EXTRACTED ENTRIES |

+ + + + +

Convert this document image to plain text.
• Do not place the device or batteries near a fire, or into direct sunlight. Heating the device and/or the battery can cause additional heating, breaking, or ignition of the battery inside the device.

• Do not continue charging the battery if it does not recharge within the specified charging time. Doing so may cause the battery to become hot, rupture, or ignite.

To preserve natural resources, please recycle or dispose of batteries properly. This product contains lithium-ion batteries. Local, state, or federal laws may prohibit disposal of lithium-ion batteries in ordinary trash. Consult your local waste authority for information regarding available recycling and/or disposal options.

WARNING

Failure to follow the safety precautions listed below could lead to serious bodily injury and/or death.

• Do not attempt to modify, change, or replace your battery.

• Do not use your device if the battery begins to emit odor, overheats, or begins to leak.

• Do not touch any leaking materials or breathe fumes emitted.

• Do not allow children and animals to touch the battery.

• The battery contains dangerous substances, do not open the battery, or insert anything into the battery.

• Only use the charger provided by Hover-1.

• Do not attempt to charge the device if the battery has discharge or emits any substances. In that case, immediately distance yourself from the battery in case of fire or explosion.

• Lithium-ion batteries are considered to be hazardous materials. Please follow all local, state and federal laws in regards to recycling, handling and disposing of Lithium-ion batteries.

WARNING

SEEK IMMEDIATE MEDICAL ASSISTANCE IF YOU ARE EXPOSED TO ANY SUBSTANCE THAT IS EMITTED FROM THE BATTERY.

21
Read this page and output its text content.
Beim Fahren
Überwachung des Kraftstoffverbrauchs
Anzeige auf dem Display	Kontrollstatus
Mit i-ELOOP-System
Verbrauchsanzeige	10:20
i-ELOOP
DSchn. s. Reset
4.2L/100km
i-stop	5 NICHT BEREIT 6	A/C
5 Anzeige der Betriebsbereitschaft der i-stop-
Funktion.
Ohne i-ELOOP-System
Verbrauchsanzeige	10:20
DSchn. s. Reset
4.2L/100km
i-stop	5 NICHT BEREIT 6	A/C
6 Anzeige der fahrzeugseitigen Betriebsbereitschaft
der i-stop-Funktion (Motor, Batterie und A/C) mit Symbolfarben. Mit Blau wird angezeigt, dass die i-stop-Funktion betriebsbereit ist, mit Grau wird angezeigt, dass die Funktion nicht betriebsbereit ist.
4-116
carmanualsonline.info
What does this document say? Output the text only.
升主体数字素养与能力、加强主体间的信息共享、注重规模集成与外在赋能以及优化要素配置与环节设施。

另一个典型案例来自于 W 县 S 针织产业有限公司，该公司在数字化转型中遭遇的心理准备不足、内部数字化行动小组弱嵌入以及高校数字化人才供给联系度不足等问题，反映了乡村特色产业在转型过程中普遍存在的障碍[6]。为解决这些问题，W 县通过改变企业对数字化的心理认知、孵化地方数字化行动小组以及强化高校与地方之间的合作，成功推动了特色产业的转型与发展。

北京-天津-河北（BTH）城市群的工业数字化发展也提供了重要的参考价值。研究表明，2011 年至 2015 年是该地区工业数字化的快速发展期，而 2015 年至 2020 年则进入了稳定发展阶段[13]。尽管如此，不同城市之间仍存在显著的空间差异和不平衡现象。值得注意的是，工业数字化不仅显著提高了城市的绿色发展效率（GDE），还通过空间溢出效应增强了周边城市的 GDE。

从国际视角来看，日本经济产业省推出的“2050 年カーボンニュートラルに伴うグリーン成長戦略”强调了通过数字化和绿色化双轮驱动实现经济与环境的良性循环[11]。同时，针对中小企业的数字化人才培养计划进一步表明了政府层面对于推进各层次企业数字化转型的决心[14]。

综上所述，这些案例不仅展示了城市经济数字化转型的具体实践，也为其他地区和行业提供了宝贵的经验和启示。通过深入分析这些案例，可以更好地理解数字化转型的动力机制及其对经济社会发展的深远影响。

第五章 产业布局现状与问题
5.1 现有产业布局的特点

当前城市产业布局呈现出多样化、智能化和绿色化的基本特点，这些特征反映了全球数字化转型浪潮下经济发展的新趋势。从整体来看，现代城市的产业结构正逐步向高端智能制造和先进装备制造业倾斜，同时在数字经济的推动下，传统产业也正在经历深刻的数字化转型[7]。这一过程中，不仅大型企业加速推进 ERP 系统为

+ + + + +

WHAT THE TASK ASKS |
All of the entries above need to be reproduced exactly.

THE RESULT |
Convert this document image to plain text.
• Do not place the device or batteries near a fire, or into direct sunlight. Heating the device and/or the battery can cause additional heating, breaking, or ignition of the battery inside the device.

• Do not continue charging the battery if it does not recharge within the specified charging time. Doing so may cause the battery to become hot, rupture, or ignite.

To preserve natural resources, please recycle or dispose of batteries properly. This product contains lithium-ion batteries. Local, state, or federal laws may prohibit disposal of lithium-ion batteries in ordinary trash. Consult your local waste authority for information regarding available recycling and/or disposal options.

WARNING

Failure to follow the safety precautions listed below could lead to serious bodily injury and/or death.

• Do not attempt to modify, change, or replace your battery.

• Do not use your device if the battery begins to emit odor, overheats, or begins to leak.

• Do not touch any leaking materials or breathe fumes emitted.

• Do not allow children and animals to touch the battery.

• The battery contains dangerous substances, do not open the battery, or insert anything into the battery.

• Only use the charger provided by Hover-1.

• Do not attempt to charge the device if the battery has discharge or emits any substances. In that case, immediately distance yourself from the battery in case of fire or explosion.

• Lithium-ion batteries are considered to be hazardous materials. Please follow all local, state and federal laws in regards to recycling, handling and disposing of Lithium-ion batteries.

WARNING

SEEK IMMEDIATE MEDICAL ASSISTANCE IF YOU ARE EXPOSED TO ANY SUBSTANCE THAT IS EMITTED FROM THE BATTERY.

21
Read this page and output its text content.
Beim Fahren
Überwachung des Kraftstoffverbrauchs
Anzeige auf dem Display	Kontrollstatus
Mit i-ELOOP-System
Verbrauchsanzeige	10:20
i-ELOOP
DSchn. s. Reset
4.2L/100km
i-stop	5 NICHT BEREIT 6	A/C
5 Anzeige der Betriebsbereitschaft der i-stop-
Funktion.
Ohne i-ELOOP-System
Verbrauchsanzeige	10:20
DSchn. s. Reset
4.2L/100km
i-stop	5 NICHT BEREIT 6	A/C
6 Anzeige der fahrzeugseitigen Betriebsbereitschaft
der i-stop-Funktion (Motor, Batterie und A/C) mit Symbolfarben. Mit Blau wird angezeigt, dass die i-stop-Funktion betriebsbereit ist, mit Grau wird angezeigt, dass die Funktion nicht betriebsbereit ist.
4-116
carmanualsonline.info
What does this document say? Output the text only.
升主体数字素养与能力、加强主体间的信息共享、注重规模集成与外在赋能以及优化要素配置与环节设施。

另一个典型案例来自于 W 县 S 针织产业有限公司，该公司在数字化转型中遭遇的心理准备不足、内部数字化行动小组弱嵌入以及高校数字化人才供给联系度不足等问题，反映了乡村特色产业在转型过程中普遍存在的障碍[6]。为解决这些问题，W 县通过改变企业对数字化的心理认知、孵化地方数字化行动小组以及强化高校与地方之间的合作，成功推动了特色产业的转型与发展。

北京-天津-河北（BTH）城市群的工业数字化发展也提供了重要的参考价值。研究表明，2011 年至 2015 年是该地区工业数字化的快速发展期，而 2015 年至 2020 年则进入了稳定发展阶段[13]。尽管如此，不同城市之间仍存在显著的空间差异和不平衡现象。值得注意的是，工业数字化不仅显著提高了城市的绿色发展效率（GDE），还通过空间溢出效应增强了周边城市的 GDE。

从国际视角来看，日本经济产业省推出的“2050 年カーボンニュートラルに伴うグリーン成長戦略”强调了通过数字化和绿色化双轮驱动实现经济与环境的良性循环[11]。同时，针对中小企业的数字化人才培养计划进一步表明了政府层面对于推进各层次企业数字化转型的决心[14]。

综上所述，这些案例不仅展示了城市经济数字化转型的具体实践，也为其他地区和行业提供了宝贵的经验和启示。通过深入分析这些案例，可以更好地理解数字化转型的动力机制及其对经济社会发展的深远影响。

第五章 产业布局现状与问题
5.1 现有产业布局的特点

当前城市产业布局呈现出多样化、智能化和绿色化的基本特点，这些特征反映了全球数字化转型浪潮下经济发展的新趋势。从整体来看，现代城市的产业结构正逐步向高端智能制造和先进装备制造业倾斜，同时在数字经济的推动下，传统产业也正在经历深刻的数字化转型[7]。这一过程中，不仅大型企业加速推进 ERP 系统为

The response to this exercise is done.